SUPPLIED DATA >>
---------------

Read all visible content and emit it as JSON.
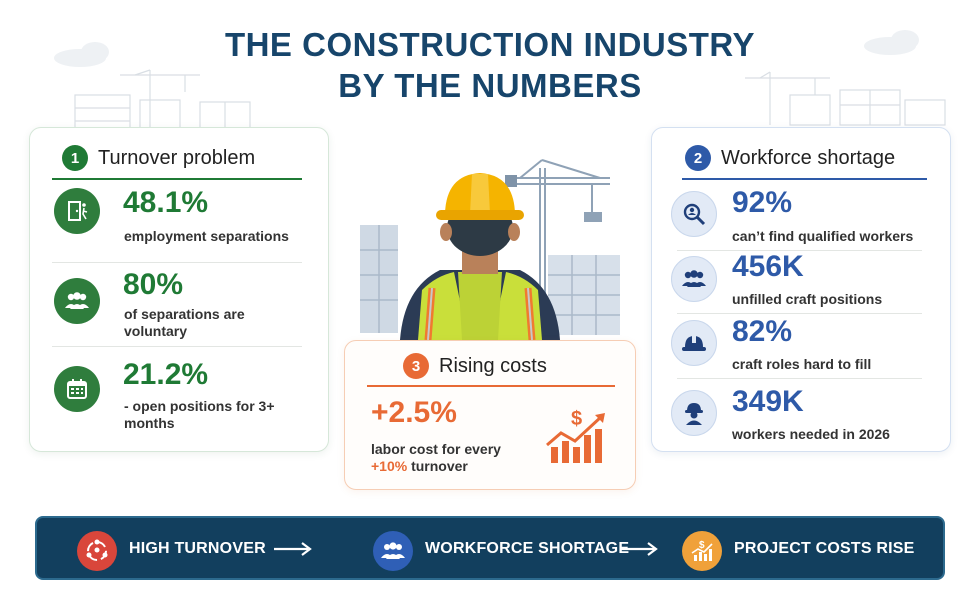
{
  "title": {
    "line1": "THE CONSTRUCTION INDUSTRY",
    "line2": "BY THE NUMBERS"
  },
  "turnover": {
    "number": "1",
    "heading": "Turnover problem",
    "color": "#1f7a35",
    "stats": [
      {
        "value": "48.1%",
        "label": "employment separations",
        "icon": "exit-door-icon"
      },
      {
        "value": "80%",
        "label": "of separations are voluntary",
        "icon": "people-group-icon"
      },
      {
        "value": "21.2%",
        "label": "- open positions for 3+ months",
        "icon": "calendar-icon"
      }
    ]
  },
  "shortage": {
    "number": "2",
    "heading": "Workforce shortage",
    "color": "#2e5aa8",
    "stats": [
      {
        "value": "92%",
        "label": "can’t find qualified workers",
        "icon": "magnifier-person-icon"
      },
      {
        "value": "456K",
        "label": "unfilled craft positions",
        "icon": "people-group-icon"
      },
      {
        "value": "82%",
        "label": "craft roles hard to fill",
        "icon": "hard-hat-icon"
      },
      {
        "value": "349K",
        "label": "workers needed in 2026",
        "icon": "worker-icon"
      }
    ]
  },
  "costs": {
    "number": "3",
    "heading": "Rising costs",
    "color": "#e86a35",
    "value": "+2.5%",
    "label_line1": "labor cost for every",
    "label_highlight": "+10%",
    "label_rest": "turnover",
    "icon": "dollar-chart-up-icon"
  },
  "banner": {
    "items": [
      {
        "label": "HIGH TURNOVER",
        "icon": "people-cycle-icon",
        "color": "#d9463b"
      },
      {
        "label": "WORKFORCE SHORTAGE",
        "icon": "people-group-icon",
        "color": "#2f5fb6"
      },
      {
        "label": "PROJECT COSTS RISE",
        "icon": "dollar-chart-up-icon",
        "color": "#f0a13a"
      }
    ]
  }
}
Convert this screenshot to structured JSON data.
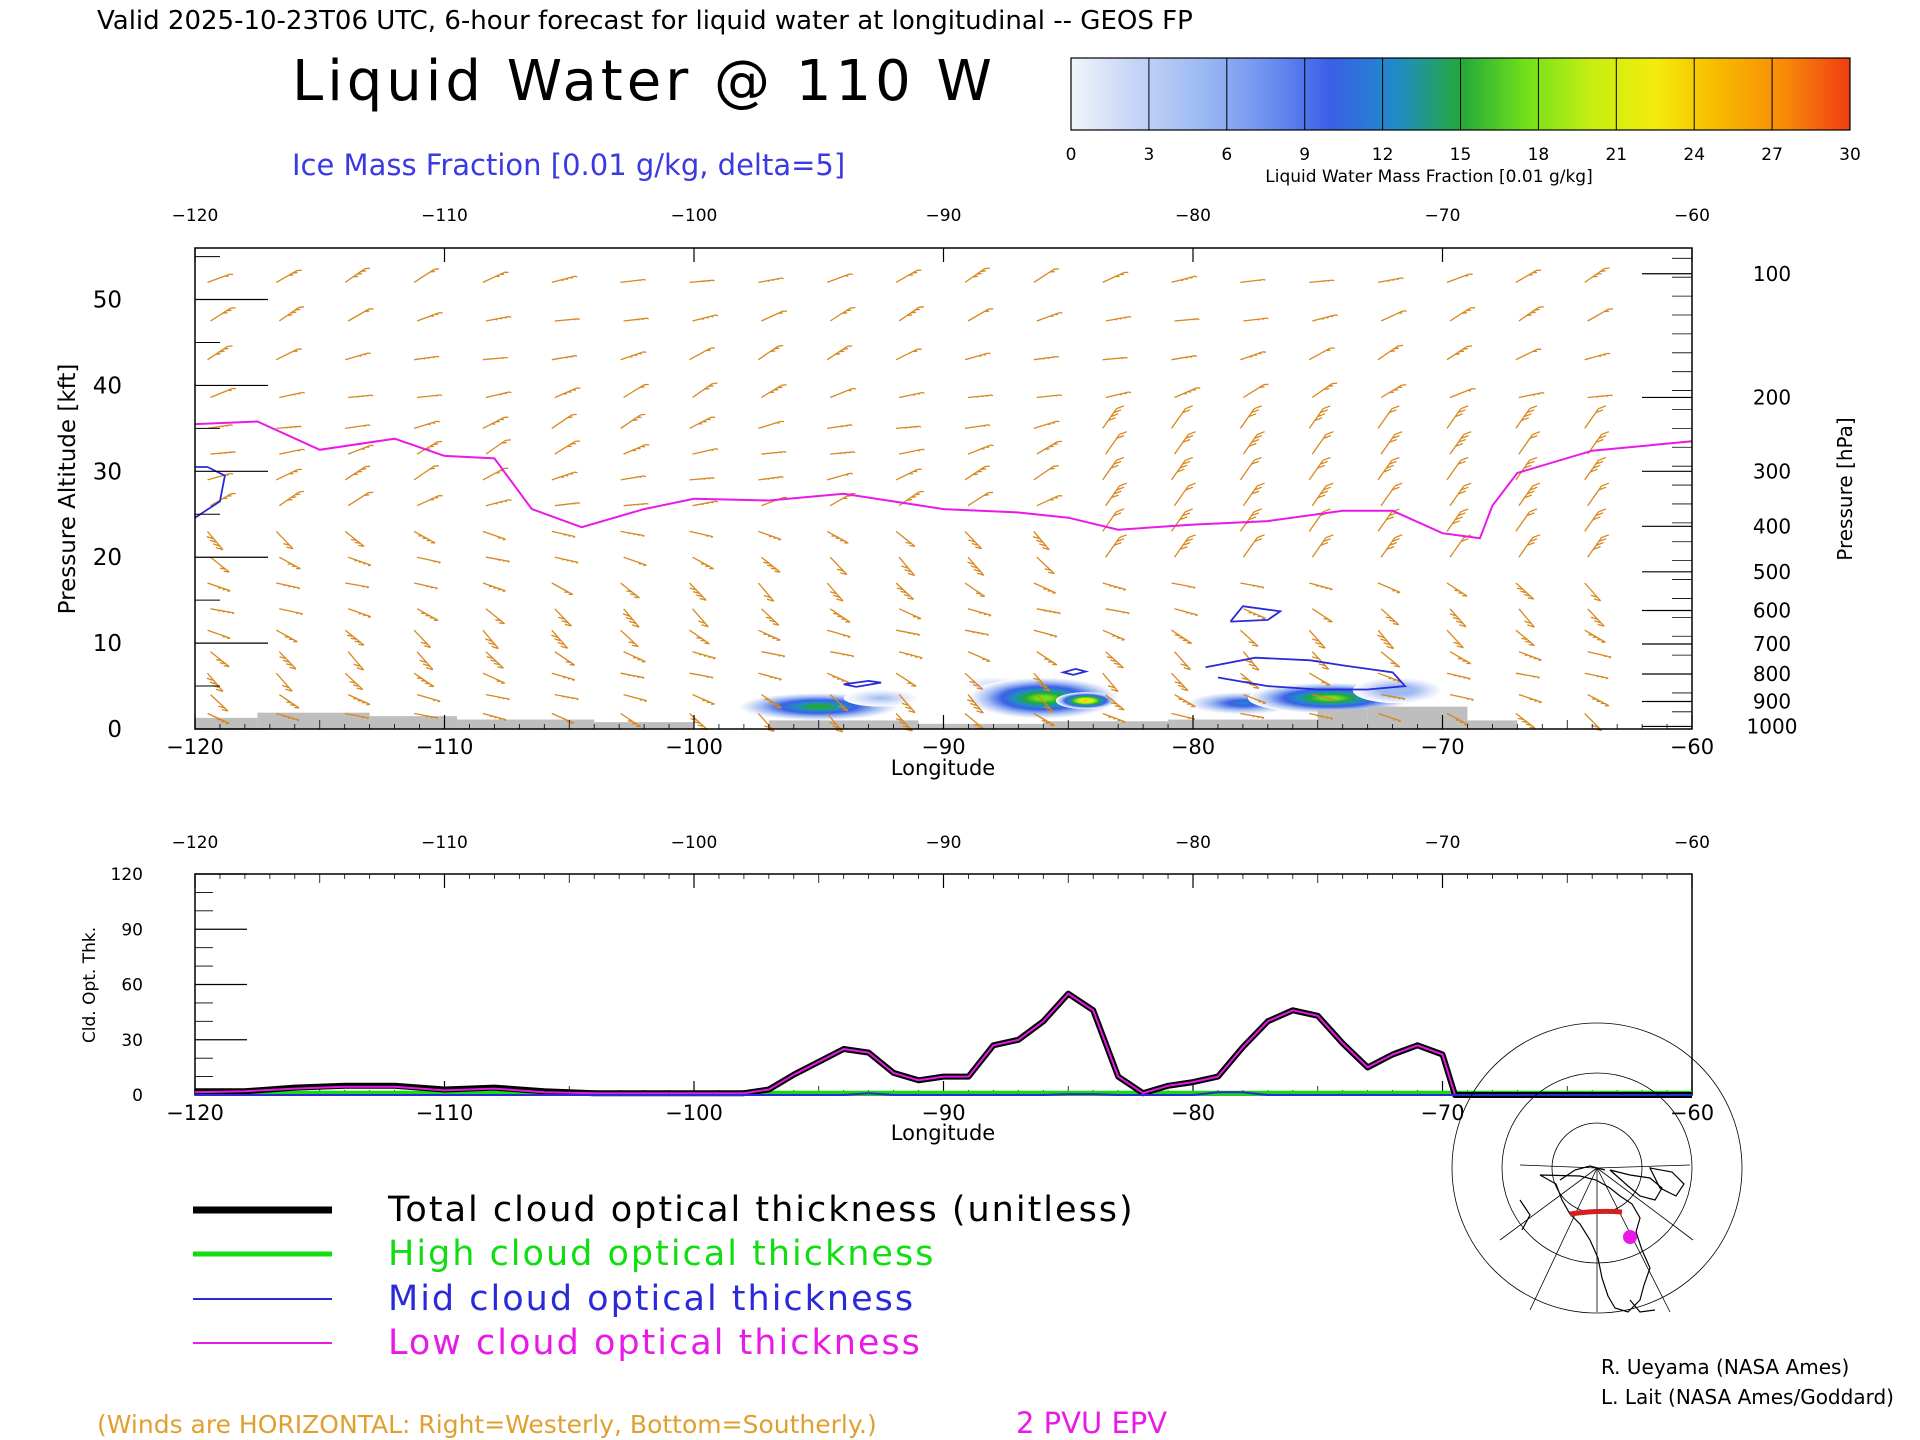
{
  "header": {
    "valid_line": "Valid 2025-10-23T06 UTC, 6-hour forecast for liquid water at longitudinal -- GEOS FP",
    "title": "Liquid Water @ 110 W",
    "subtitle": "Ice Mass Fraction [0.01 g/kg, delta=5]"
  },
  "colorbar": {
    "label": "Liquid Water Mass Fraction [0.01 g/kg]",
    "ticks": [
      "0",
      "3",
      "6",
      "9",
      "12",
      "15",
      "18",
      "21",
      "24",
      "27",
      "30"
    ],
    "colors": [
      "#f2f4fb",
      "#c4d4f6",
      "#9dbaf2",
      "#6f92ef",
      "#3a5fe6",
      "#1f8cc8",
      "#22a83a",
      "#6fe01a",
      "#c6ee12",
      "#f4ec0c",
      "#f8b800",
      "#f78a08",
      "#f03c14"
    ]
  },
  "colors": {
    "wind_barb": "#d8881e",
    "epv": "#e81ae8",
    "ice": "#2a2ad8",
    "orography": "#bebebe"
  },
  "chart_data": [
    {
      "type": "heatmap",
      "name": "cross-section",
      "xlabel": "Longitude",
      "ylabel": "Pressure Altitude [kft]",
      "ylabel_right": "Pressure [hPa]",
      "xlim": [
        -120,
        -60
      ],
      "ylim": [
        0,
        56
      ],
      "x_ticks": [
        "−120",
        "−110",
        "−100",
        "−90",
        "−80",
        "−70",
        "−60"
      ],
      "y_ticks": [
        "0",
        "10",
        "20",
        "30",
        "40",
        "50"
      ],
      "pressure_ticks": [
        {
          "label": "100",
          "kft": 53
        },
        {
          "label": "200",
          "kft": 38.6
        },
        {
          "label": "300",
          "kft": 30
        },
        {
          "label": "400",
          "kft": 23.6
        },
        {
          "label": "500",
          "kft": 18.3
        },
        {
          "label": "600",
          "kft": 13.8
        },
        {
          "label": "700",
          "kft": 9.9
        },
        {
          "label": "800",
          "kft": 6.4
        },
        {
          "label": "900",
          "kft": 3.2
        },
        {
          "label": "1000",
          "kft": 0.3
        }
      ],
      "liquid_water_blobs": [
        {
          "lon": -95.0,
          "kft": 2.6,
          "rx": 3.2,
          "ry": 1.6,
          "max": 17
        },
        {
          "lon": -92.5,
          "kft": 3.6,
          "rx": 1.5,
          "ry": 1.0,
          "max": 5
        },
        {
          "lon": -88.0,
          "kft": 5.2,
          "rx": 1.2,
          "ry": 0.9,
          "max": 3
        },
        {
          "lon": -86.0,
          "kft": 3.6,
          "rx": 3.0,
          "ry": 2.4,
          "max": 20
        },
        {
          "lon": -84.3,
          "kft": 3.3,
          "rx": 1.2,
          "ry": 1.0,
          "max": 28
        },
        {
          "lon": -78.0,
          "kft": 3.0,
          "rx": 2.2,
          "ry": 1.3,
          "max": 12
        },
        {
          "lon": -74.5,
          "kft": 3.6,
          "rx": 3.3,
          "ry": 1.8,
          "max": 20
        },
        {
          "lon": -71.8,
          "kft": 4.5,
          "rx": 1.8,
          "ry": 1.5,
          "max": 8
        }
      ],
      "epv_2pvu": {
        "lon": [
          -120,
          -117.5,
          -115,
          -112,
          -110,
          -108,
          -106.5,
          -104.5,
          -102,
          -100,
          -97,
          -94,
          -90,
          -87,
          -85,
          -83,
          -80,
          -77,
          -74,
          -72,
          -70,
          -68.5,
          -68,
          -67,
          -64,
          -60
        ],
        "kft": [
          35.5,
          35.8,
          32.5,
          33.8,
          31.8,
          31.5,
          25.6,
          23.5,
          25.6,
          26.8,
          26.6,
          27.4,
          25.6,
          25.2,
          24.6,
          23.2,
          23.8,
          24.2,
          25.4,
          25.4,
          22.8,
          22.2,
          26,
          29.8,
          32.4,
          33.5
        ]
      },
      "ice_contours": [
        {
          "lon": [
            -120,
            -119,
            -118.8,
            -119.5,
            -120
          ],
          "kft": [
            24.6,
            26.5,
            29.5,
            30.5,
            30.5
          ]
        },
        {
          "lon": [
            -93.5,
            -92.5,
            -93,
            -94,
            -93.5
          ],
          "kft": [
            4.9,
            5.4,
            5.6,
            5.2,
            4.9
          ]
        },
        {
          "lon": [
            -84.8,
            -84.3,
            -84.7,
            -85.2,
            -84.8
          ],
          "kft": [
            6.3,
            6.7,
            7.0,
            6.6,
            6.3
          ]
        },
        {
          "lon": [
            -78.5,
            -77,
            -76.5,
            -78,
            -78.5
          ],
          "kft": [
            12.5,
            12.7,
            13.7,
            14.3,
            12.5
          ]
        },
        {
          "lon": [
            -79.5,
            -77.5,
            -75.3,
            -74,
            -72,
            -71.5,
            -73,
            -75,
            -77,
            -79
          ],
          "kft": [
            7.2,
            8.3,
            8.0,
            7.4,
            6.6,
            5.0,
            4.6,
            4.6,
            5.0,
            6.0
          ]
        }
      ],
      "orography": [
        {
          "lon0": -120,
          "lon1": -117.5,
          "kft": 1.3
        },
        {
          "lon0": -117.5,
          "lon1": -113,
          "kft": 1.9
        },
        {
          "lon0": -113,
          "lon1": -109.5,
          "kft": 1.5
        },
        {
          "lon0": -109.5,
          "lon1": -104,
          "kft": 1.1
        },
        {
          "lon0": -104,
          "lon1": -100,
          "kft": 0.8
        },
        {
          "lon0": -97,
          "lon1": -91,
          "kft": 1.0
        },
        {
          "lon0": -91,
          "lon1": -86,
          "kft": 0.6
        },
        {
          "lon0": -86,
          "lon1": -81,
          "kft": 0.9
        },
        {
          "lon0": -81,
          "lon1": -75,
          "kft": 1.1
        },
        {
          "lon0": -75,
          "lon1": -73,
          "kft": 2.3
        },
        {
          "lon0": -73,
          "lon1": -69,
          "kft": 2.6
        },
        {
          "lon0": -69,
          "lon1": -67,
          "kft": 1.0
        }
      ]
    },
    {
      "type": "line",
      "name": "cloud-optical-thickness",
      "xlabel": "Longitude",
      "ylabel": "Cld. Opt. Thk.",
      "xlim": [
        -120,
        -60
      ],
      "ylim": [
        0,
        120
      ],
      "x_ticks": [
        "−120",
        "−110",
        "−100",
        "−90",
        "−80",
        "−70",
        "−60"
      ],
      "y_ticks": [
        "0",
        "30",
        "60",
        "90",
        "120"
      ],
      "x": [
        -120,
        -118,
        -116,
        -114,
        -112,
        -110,
        -108,
        -106,
        -104,
        -100,
        -98,
        -97,
        -96,
        -95,
        -94,
        -93,
        -92,
        -91,
        -90,
        -89,
        -88,
        -87,
        -86,
        -85,
        -84,
        -83,
        -82,
        -81,
        -80,
        -79,
        -78,
        -77,
        -76,
        -75,
        -74,
        -73,
        -72,
        -71,
        -70,
        -69.5,
        -65,
        -60
      ],
      "series": [
        {
          "name": "Total cloud optical thickness (unitless)",
          "color": "#000000",
          "width": 6,
          "values": [
            2,
            2,
            4,
            5,
            5,
            3,
            4,
            2,
            1,
            1,
            1,
            3,
            11,
            18,
            25,
            23,
            12,
            8,
            10,
            10,
            27,
            30,
            40,
            55,
            46,
            10,
            1,
            5,
            7,
            10,
            26,
            40,
            46,
            43,
            28,
            15,
            22,
            27,
            22,
            0,
            0,
            0
          ]
        },
        {
          "name": "Low cloud optical thickness",
          "color": "#e81ae8",
          "width": 2,
          "values": [
            1.5,
            2,
            3.5,
            4.5,
            4.5,
            2.5,
            3.5,
            1.5,
            1,
            1,
            1,
            3,
            11,
            18,
            25,
            23,
            12,
            8,
            10,
            10,
            27,
            30,
            40,
            55,
            46,
            10,
            1,
            5,
            7,
            10,
            26,
            40,
            46,
            43,
            28,
            15,
            22,
            27,
            22,
            0,
            0,
            0
          ]
        },
        {
          "name": "Mid cloud optical thickness",
          "color": "#2a2ad8",
          "width": 2,
          "values": [
            0,
            0,
            0,
            0,
            0,
            0,
            0,
            0,
            0,
            0,
            0,
            0,
            0,
            0,
            0,
            1,
            0,
            0,
            0,
            0,
            0,
            0,
            0,
            0.5,
            0.5,
            0,
            0,
            0,
            0,
            1.5,
            1.5,
            0,
            0,
            0,
            0,
            0,
            0,
            0,
            0,
            0,
            0,
            0
          ]
        },
        {
          "name": "High cloud optical thickness",
          "color": "#11dd11",
          "width": 5,
          "values": [
            1,
            1,
            1,
            1,
            1,
            1,
            1,
            1,
            1,
            1,
            1,
            1,
            1,
            1,
            1,
            1,
            1,
            1,
            1,
            1,
            1,
            1,
            1,
            1,
            1,
            1,
            1,
            1,
            1,
            1,
            1,
            1,
            1,
            1,
            1,
            1,
            1,
            1,
            1,
            1,
            1,
            1
          ]
        }
      ]
    }
  ],
  "legend": {
    "items": [
      {
        "label": "Total cloud optical thickness (unitless)",
        "color": "#000000",
        "width": 7
      },
      {
        "label": "High cloud optical thickness",
        "color": "#11dd11",
        "width": 5
      },
      {
        "label": "Mid cloud optical thickness",
        "color": "#2a2ad8",
        "width": 2
      },
      {
        "label": "Low cloud optical thickness",
        "color": "#e81ae8",
        "width": 2
      }
    ]
  },
  "footer": {
    "winds_note": "(Winds are HORIZONTAL: Right=Westerly, Bottom=Southerly.)",
    "epv_label": "2 PVU EPV",
    "credit1": "R. Ueyama (NASA Ames)",
    "credit2": "L. Lait (NASA Ames/Goddard)"
  }
}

---------------

Pull out every line containing "Ames".

EXERCISE RESULT >>
    "credit1": "R. Ueyama (NASA Ames)",
    "credit2": "L. Lait (NASA Ames/Goddard)"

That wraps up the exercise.